- _What is expected_
Output the full listing below exactly as it reads, and skip anything that is a picture.

** START OF Information given **

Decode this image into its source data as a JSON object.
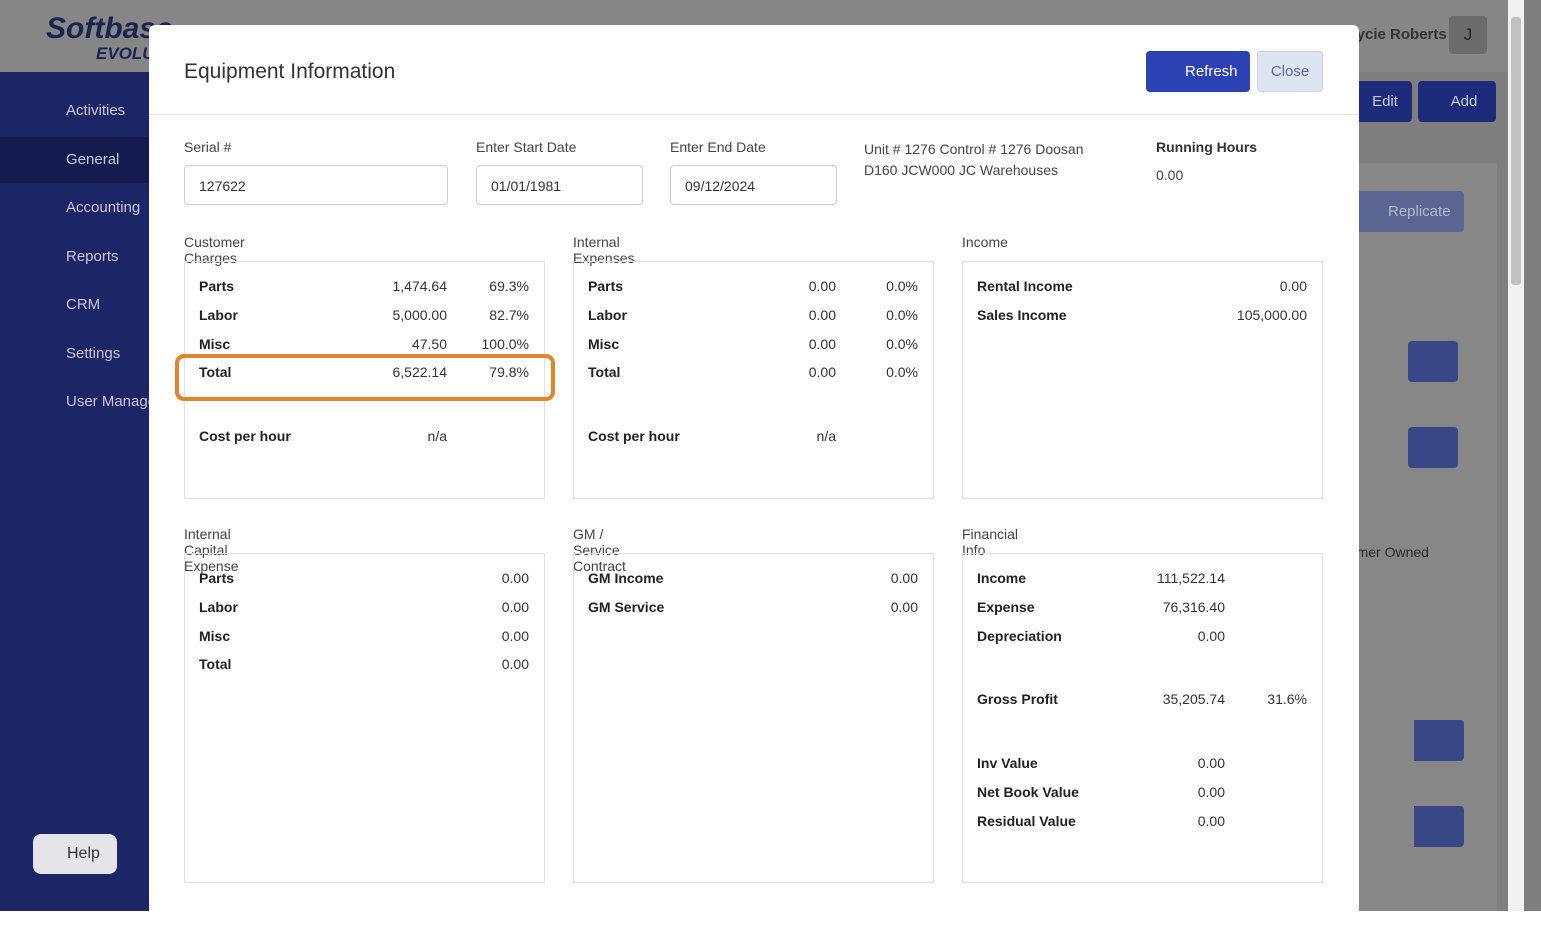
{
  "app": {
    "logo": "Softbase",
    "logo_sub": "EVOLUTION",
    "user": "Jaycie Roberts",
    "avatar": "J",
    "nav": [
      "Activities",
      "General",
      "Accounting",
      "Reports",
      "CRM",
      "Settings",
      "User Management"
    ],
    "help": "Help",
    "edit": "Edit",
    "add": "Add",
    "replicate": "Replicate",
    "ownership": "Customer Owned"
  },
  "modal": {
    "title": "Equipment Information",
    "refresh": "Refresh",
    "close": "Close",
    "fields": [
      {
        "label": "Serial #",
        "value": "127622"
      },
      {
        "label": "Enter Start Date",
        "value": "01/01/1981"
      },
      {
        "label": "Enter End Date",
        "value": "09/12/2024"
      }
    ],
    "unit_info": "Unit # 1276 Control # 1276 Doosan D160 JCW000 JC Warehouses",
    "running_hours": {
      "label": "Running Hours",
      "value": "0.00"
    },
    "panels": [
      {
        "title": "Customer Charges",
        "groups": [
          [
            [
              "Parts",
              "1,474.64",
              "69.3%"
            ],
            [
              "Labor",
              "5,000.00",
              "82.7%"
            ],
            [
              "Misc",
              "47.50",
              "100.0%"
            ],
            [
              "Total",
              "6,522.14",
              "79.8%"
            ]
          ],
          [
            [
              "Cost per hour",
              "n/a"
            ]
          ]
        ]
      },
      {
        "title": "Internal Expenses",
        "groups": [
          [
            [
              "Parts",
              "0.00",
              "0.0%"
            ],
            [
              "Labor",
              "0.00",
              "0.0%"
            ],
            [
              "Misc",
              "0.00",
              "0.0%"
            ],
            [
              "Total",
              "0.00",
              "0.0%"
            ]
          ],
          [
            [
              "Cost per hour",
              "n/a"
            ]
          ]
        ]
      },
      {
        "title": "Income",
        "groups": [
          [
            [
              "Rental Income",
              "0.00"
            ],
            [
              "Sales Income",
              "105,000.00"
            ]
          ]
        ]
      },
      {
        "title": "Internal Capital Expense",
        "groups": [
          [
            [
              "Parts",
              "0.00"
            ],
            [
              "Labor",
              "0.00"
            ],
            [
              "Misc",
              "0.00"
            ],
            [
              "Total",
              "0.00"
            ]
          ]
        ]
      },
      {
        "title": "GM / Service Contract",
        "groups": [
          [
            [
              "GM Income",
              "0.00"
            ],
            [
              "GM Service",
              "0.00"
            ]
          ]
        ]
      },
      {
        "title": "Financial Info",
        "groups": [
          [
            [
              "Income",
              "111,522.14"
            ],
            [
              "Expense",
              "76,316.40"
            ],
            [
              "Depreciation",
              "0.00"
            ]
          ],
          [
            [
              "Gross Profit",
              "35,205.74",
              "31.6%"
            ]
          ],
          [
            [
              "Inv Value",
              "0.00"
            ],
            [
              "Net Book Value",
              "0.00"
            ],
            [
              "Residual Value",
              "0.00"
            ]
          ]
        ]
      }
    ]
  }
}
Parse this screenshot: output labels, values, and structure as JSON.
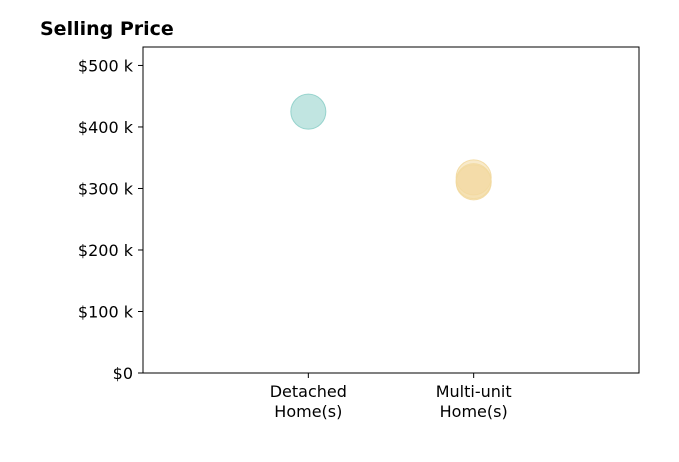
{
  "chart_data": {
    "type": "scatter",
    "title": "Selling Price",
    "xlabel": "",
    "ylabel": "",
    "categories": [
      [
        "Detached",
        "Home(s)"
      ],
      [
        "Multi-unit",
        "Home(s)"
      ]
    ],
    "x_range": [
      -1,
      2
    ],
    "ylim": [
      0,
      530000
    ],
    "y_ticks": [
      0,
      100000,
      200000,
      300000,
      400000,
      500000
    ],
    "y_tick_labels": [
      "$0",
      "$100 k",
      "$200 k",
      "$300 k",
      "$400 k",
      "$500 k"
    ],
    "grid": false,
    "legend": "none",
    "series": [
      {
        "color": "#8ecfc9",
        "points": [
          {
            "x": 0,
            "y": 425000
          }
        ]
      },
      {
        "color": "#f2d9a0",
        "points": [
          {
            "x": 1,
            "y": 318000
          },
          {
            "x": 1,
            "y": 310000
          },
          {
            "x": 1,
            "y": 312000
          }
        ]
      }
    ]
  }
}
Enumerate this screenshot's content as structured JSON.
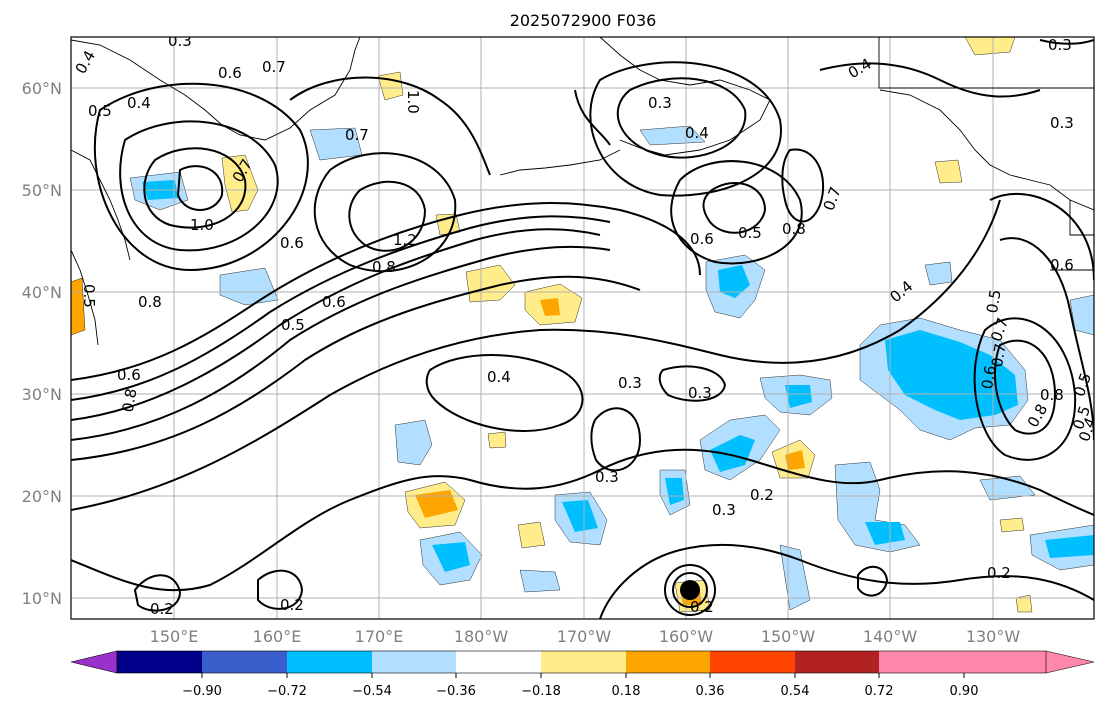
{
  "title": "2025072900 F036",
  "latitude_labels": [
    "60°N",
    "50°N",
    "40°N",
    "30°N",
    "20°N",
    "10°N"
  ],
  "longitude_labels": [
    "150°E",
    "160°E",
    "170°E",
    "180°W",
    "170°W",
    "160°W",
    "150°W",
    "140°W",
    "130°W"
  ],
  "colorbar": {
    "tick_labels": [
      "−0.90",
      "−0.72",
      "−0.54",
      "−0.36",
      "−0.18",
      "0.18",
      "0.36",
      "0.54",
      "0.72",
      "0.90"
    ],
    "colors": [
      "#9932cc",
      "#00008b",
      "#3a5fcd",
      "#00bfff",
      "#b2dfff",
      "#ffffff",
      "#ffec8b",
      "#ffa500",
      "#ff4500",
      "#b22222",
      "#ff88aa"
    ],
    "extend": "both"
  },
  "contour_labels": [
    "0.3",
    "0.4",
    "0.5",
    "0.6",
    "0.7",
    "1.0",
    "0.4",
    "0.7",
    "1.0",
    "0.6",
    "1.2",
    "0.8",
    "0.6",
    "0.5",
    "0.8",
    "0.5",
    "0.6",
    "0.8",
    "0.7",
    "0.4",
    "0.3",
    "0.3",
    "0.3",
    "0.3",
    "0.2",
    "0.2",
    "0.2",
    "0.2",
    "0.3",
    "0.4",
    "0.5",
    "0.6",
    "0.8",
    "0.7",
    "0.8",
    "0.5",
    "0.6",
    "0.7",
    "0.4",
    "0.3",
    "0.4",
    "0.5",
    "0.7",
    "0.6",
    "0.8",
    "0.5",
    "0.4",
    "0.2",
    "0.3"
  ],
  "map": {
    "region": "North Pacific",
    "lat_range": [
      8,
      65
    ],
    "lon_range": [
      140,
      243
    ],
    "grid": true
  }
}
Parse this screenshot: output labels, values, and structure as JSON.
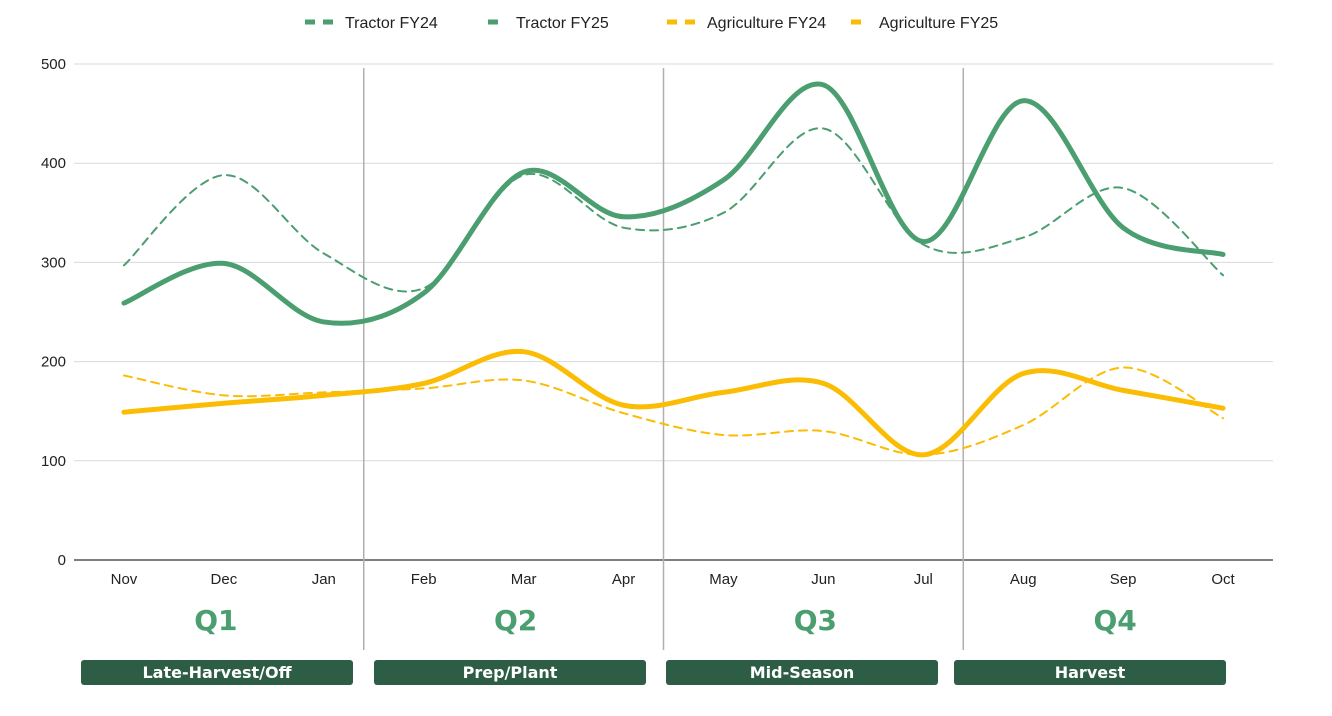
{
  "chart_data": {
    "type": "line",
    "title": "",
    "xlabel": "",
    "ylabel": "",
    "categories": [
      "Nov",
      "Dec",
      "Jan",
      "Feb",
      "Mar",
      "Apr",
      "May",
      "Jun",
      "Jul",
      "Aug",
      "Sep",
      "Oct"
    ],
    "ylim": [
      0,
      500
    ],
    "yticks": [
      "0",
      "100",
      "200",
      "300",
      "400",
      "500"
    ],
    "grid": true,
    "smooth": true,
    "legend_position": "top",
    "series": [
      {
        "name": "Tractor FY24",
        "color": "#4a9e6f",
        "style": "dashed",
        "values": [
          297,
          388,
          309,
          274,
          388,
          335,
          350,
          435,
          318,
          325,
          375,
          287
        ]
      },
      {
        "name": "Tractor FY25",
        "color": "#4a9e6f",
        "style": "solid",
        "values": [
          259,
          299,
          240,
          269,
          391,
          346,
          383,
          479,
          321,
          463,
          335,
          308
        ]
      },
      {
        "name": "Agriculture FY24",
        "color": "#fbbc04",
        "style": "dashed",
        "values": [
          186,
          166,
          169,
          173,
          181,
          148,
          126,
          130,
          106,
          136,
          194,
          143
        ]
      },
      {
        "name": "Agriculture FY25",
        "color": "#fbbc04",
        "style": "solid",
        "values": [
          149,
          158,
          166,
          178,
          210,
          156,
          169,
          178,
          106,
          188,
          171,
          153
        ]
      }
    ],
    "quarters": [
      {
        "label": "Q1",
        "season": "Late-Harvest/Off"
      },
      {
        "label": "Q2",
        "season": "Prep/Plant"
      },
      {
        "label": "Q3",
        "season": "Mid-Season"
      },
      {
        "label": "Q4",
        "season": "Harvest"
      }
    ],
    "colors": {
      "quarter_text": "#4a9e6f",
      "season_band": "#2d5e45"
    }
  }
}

** END OF Information given **

- _Response to the exercise_
Decode this image into its source data as a JSON object.
{
  "app": {
    "logo": "Softbase",
    "logo_sub": "EVOLUTION",
    "user": "Jaycie Roberts",
    "avatar": "J",
    "nav": [
      "Activities",
      "General",
      "Accounting",
      "Reports",
      "CRM",
      "Settings",
      "User Management"
    ],
    "help": "Help",
    "edit": "Edit",
    "add": "Add",
    "replicate": "Replicate",
    "ownership": "Customer Owned"
  },
  "modal": {
    "title": "Equipment Information",
    "refresh": "Refresh",
    "close": "Close",
    "fields": [
      {
        "label": "Serial #",
        "value": "127622"
      },
      {
        "label": "Enter Start Date",
        "value": "01/01/1981"
      },
      {
        "label": "Enter End Date",
        "value": "09/12/2024"
      }
    ],
    "unit_info": "Unit # 1276 Control # 1276 Doosan D160 JCW000 JC Warehouses",
    "running_hours": {
      "label": "Running Hours",
      "value": "0.00"
    },
    "panels": [
      {
        "title": "Customer Charges",
        "groups": [
          [
            [
              "Parts",
              "1,474.64",
              "69.3%"
            ],
            [
              "Labor",
              "5,000.00",
              "82.7%"
            ],
            [
              "Misc",
              "47.50",
              "100.0%"
            ],
            [
              "Total",
              "6,522.14",
              "79.8%"
            ]
          ],
          [
            [
              "Cost per hour",
              "n/a"
            ]
          ]
        ]
      },
      {
        "title": "Internal Expenses",
        "groups": [
          [
            [
              "Parts",
              "0.00",
              "0.0%"
            ],
            [
              "Labor",
              "0.00",
              "0.0%"
            ],
            [
              "Misc",
              "0.00",
              "0.0%"
            ],
            [
              "Total",
              "0.00",
              "0.0%"
            ]
          ],
          [
            [
              "Cost per hour",
              "n/a"
            ]
          ]
        ]
      },
      {
        "title": "Income",
        "groups": [
          [
            [
              "Rental Income",
              "0.00"
            ],
            [
              "Sales Income",
              "105,000.00"
            ]
          ]
        ]
      },
      {
        "title": "Internal Capital Expense",
        "groups": [
          [
            [
              "Parts",
              "0.00"
            ],
            [
              "Labor",
              "0.00"
            ],
            [
              "Misc",
              "0.00"
            ],
            [
              "Total",
              "0.00"
            ]
          ]
        ]
      },
      {
        "title": "GM / Service Contract",
        "groups": [
          [
            [
              "GM Income",
              "0.00"
            ],
            [
              "GM Service",
              "0.00"
            ]
          ]
        ]
      },
      {
        "title": "Financial Info",
        "groups": [
          [
            [
              "Income",
              "111,522.14"
            ],
            [
              "Expense",
              "76,316.40"
            ],
            [
              "Depreciation",
              "0.00"
            ]
          ],
          [
            [
              "Gross Profit",
              "35,205.74",
              "31.6%"
            ]
          ],
          [
            [
              "Inv Value",
              "0.00"
            ],
            [
              "Net Book Value",
              "0.00"
            ],
            [
              "Residual Value",
              "0.00"
            ]
          ]
        ]
      }
    ]
  }
}
Parse this screenshot: output labels, values, and structure as JSON.
{
  "chart_data": {
    "type": "scatter",
    "title": "Selling Price",
    "xlabel": "",
    "ylabel": "",
    "categories": [
      [
        "Detached",
        "Home(s)"
      ],
      [
        "Multi-unit",
        "Home(s)"
      ]
    ],
    "x_range": [
      -1,
      2
    ],
    "ylim": [
      0,
      530000
    ],
    "y_ticks": [
      0,
      100000,
      200000,
      300000,
      400000,
      500000
    ],
    "y_tick_labels": [
      "$0",
      "$100 k",
      "$200 k",
      "$300 k",
      "$400 k",
      "$500 k"
    ],
    "grid": false,
    "legend": "none",
    "series": [
      {
        "color": "#8ecfc9",
        "points": [
          {
            "x": 0,
            "y": 425000
          }
        ]
      },
      {
        "color": "#f2d9a0",
        "points": [
          {
            "x": 1,
            "y": 318000
          },
          {
            "x": 1,
            "y": 310000
          },
          {
            "x": 1,
            "y": 312000
          }
        ]
      }
    ]
  }
}
Enumerate this screenshot's content as structured JSON.
{
  "title": "2025072900 F036",
  "latitude_labels": [
    "60°N",
    "50°N",
    "40°N",
    "30°N",
    "20°N",
    "10°N"
  ],
  "longitude_labels": [
    "150°E",
    "160°E",
    "170°E",
    "180°W",
    "170°W",
    "160°W",
    "150°W",
    "140°W",
    "130°W"
  ],
  "colorbar": {
    "tick_labels": [
      "−0.90",
      "−0.72",
      "−0.54",
      "−0.36",
      "−0.18",
      "0.18",
      "0.36",
      "0.54",
      "0.72",
      "0.90"
    ],
    "colors": [
      "#9932cc",
      "#00008b",
      "#3a5fcd",
      "#00bfff",
      "#b2dfff",
      "#ffffff",
      "#ffec8b",
      "#ffa500",
      "#ff4500",
      "#b22222",
      "#ff88aa"
    ],
    "extend": "both"
  },
  "contour_labels": [
    "0.3",
    "0.4",
    "0.5",
    "0.6",
    "0.7",
    "1.0",
    "0.4",
    "0.7",
    "1.0",
    "0.6",
    "1.2",
    "0.8",
    "0.6",
    "0.5",
    "0.8",
    "0.5",
    "0.6",
    "0.8",
    "0.7",
    "0.4",
    "0.3",
    "0.3",
    "0.3",
    "0.3",
    "0.2",
    "0.2",
    "0.2",
    "0.2",
    "0.3",
    "0.4",
    "0.5",
    "0.6",
    "0.8",
    "0.7",
    "0.8",
    "0.5",
    "0.6",
    "0.7",
    "0.4",
    "0.3",
    "0.4",
    "0.5",
    "0.7",
    "0.6",
    "0.8",
    "0.5",
    "0.4",
    "0.2",
    "0.3"
  ],
  "map": {
    "region": "North Pacific",
    "lat_range": [
      8,
      65
    ],
    "lon_range": [
      140,
      243
    ],
    "grid": true
  }
}
Parse this screenshot: output labels, values, and structure as JSON.
{
  "chart_data": {
    "type": "line",
    "title": "",
    "xlabel": "",
    "ylabel": "",
    "categories": [
      "Nov",
      "Dec",
      "Jan",
      "Feb",
      "Mar",
      "Apr",
      "May",
      "Jun",
      "Jul",
      "Aug",
      "Sep",
      "Oct"
    ],
    "ylim": [
      0,
      500
    ],
    "yticks": [
      "0",
      "100",
      "200",
      "300",
      "400",
      "500"
    ],
    "grid": true,
    "smooth": true,
    "legend_position": "top",
    "series": [
      {
        "name": "Tractor FY24",
        "color": "#4a9e6f",
        "style": "dashed",
        "values": [
          297,
          388,
          309,
          274,
          388,
          335,
          350,
          435,
          318,
          325,
          375,
          287
        ]
      },
      {
        "name": "Tractor FY25",
        "color": "#4a9e6f",
        "style": "solid",
        "values": [
          259,
          299,
          240,
          269,
          391,
          346,
          383,
          479,
          321,
          463,
          335,
          308
        ]
      },
      {
        "name": "Agriculture FY24",
        "color": "#fbbc04",
        "style": "dashed",
        "values": [
          186,
          166,
          169,
          173,
          181,
          148,
          126,
          130,
          106,
          136,
          194,
          143
        ]
      },
      {
        "name": "Agriculture FY25",
        "color": "#fbbc04",
        "style": "solid",
        "values": [
          149,
          158,
          166,
          178,
          210,
          156,
          169,
          178,
          106,
          188,
          171,
          153
        ]
      }
    ],
    "quarters": [
      {
        "label": "Q1",
        "season": "Late-Harvest/Off"
      },
      {
        "label": "Q2",
        "season": "Prep/Plant"
      },
      {
        "label": "Q3",
        "season": "Mid-Season"
      },
      {
        "label": "Q4",
        "season": "Harvest"
      }
    ],
    "colors": {
      "quarter_text": "#4a9e6f",
      "season_band": "#2d5e45"
    }
  }
}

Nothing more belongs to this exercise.